§ Aim:
Copy out all the lines where "name" shows up.

§ Material supplied:
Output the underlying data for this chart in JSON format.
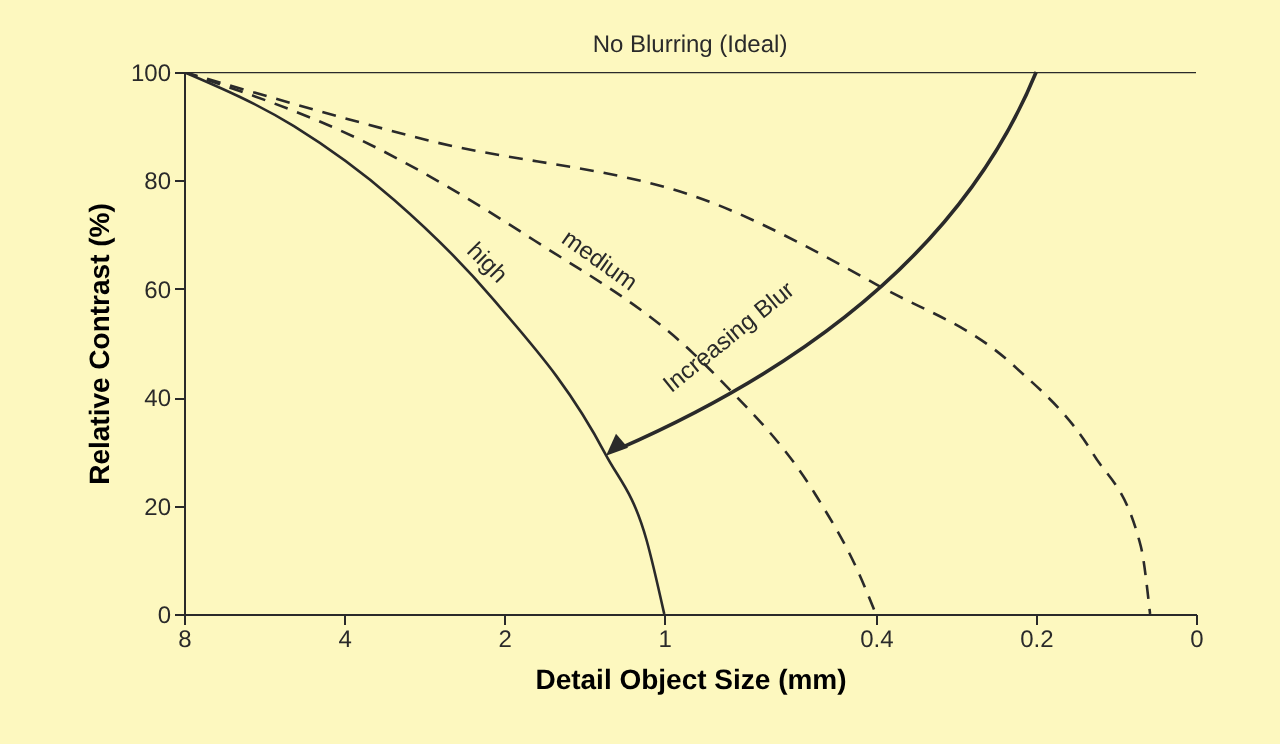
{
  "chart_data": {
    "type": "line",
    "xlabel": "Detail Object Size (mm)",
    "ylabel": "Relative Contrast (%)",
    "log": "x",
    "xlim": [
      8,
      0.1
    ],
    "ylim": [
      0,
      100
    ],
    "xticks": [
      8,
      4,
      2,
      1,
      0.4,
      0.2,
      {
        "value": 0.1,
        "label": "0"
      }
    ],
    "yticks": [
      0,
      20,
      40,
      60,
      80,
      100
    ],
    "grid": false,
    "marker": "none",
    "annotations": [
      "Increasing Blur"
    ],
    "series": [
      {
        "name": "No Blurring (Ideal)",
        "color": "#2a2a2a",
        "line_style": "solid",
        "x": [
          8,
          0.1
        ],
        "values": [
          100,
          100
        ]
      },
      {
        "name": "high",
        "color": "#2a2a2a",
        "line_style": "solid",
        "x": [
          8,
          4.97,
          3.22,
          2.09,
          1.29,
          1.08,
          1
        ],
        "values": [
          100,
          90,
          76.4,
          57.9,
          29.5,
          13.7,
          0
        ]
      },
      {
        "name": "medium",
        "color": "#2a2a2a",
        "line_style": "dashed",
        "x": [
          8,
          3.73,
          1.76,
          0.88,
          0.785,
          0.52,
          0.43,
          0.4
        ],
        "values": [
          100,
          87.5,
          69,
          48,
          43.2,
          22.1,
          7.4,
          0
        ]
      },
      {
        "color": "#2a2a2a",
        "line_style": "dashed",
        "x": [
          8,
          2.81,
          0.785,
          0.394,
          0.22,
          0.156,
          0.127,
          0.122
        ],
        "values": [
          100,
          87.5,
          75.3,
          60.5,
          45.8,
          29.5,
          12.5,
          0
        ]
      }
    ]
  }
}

==

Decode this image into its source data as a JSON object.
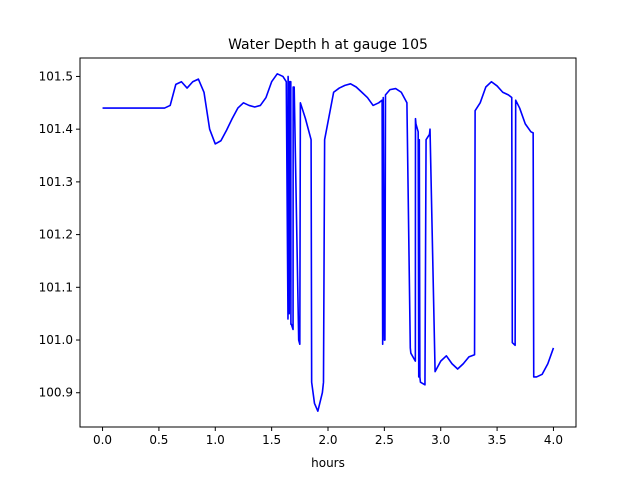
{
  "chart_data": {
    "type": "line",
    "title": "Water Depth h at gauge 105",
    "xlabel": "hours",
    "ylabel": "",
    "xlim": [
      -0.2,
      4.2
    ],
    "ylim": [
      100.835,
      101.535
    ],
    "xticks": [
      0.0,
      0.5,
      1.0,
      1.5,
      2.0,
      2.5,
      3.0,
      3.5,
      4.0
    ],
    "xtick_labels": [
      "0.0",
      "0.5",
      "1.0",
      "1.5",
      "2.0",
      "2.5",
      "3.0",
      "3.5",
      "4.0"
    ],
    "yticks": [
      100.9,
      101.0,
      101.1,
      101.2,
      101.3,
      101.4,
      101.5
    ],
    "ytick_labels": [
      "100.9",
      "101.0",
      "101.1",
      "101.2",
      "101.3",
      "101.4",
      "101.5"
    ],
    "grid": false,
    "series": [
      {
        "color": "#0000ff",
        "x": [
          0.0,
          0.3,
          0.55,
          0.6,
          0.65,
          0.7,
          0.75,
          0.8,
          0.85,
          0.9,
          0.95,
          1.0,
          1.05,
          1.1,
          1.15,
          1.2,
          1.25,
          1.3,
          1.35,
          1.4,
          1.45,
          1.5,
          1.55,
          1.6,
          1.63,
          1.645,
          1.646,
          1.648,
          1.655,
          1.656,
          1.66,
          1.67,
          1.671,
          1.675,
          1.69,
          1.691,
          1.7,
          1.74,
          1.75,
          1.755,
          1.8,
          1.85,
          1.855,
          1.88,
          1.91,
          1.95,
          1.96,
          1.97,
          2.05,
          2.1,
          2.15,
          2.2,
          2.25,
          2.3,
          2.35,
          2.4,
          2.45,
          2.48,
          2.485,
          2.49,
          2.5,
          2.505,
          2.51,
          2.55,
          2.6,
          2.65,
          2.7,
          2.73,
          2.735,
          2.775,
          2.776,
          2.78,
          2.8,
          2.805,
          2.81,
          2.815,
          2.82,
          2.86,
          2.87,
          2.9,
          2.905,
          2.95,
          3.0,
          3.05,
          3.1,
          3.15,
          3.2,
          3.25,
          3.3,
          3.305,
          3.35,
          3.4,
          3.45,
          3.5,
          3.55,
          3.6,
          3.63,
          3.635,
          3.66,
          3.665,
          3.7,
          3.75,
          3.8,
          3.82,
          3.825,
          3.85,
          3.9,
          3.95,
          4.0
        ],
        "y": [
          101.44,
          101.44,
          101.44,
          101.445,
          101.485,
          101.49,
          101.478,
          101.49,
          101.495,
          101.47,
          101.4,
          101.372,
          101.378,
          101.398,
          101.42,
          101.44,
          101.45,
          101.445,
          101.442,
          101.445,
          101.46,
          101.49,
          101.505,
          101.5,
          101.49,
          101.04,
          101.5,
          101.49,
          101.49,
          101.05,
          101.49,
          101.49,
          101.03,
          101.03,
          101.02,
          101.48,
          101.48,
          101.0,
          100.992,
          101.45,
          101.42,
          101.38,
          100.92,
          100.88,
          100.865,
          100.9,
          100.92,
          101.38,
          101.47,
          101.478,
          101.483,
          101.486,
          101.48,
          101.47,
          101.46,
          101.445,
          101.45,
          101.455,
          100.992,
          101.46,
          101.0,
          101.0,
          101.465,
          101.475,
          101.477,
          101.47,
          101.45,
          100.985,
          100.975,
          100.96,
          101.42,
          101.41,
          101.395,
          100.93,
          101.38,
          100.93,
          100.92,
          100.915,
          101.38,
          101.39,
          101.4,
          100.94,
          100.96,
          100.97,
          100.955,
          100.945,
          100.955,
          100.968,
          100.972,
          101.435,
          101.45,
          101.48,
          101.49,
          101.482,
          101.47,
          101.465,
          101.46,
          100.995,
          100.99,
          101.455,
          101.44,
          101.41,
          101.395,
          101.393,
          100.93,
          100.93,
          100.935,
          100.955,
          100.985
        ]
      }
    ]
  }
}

§ Solved exercise:
        "name": "No Blurring (Ideal)",
        "name": "high",
        "name": "medium",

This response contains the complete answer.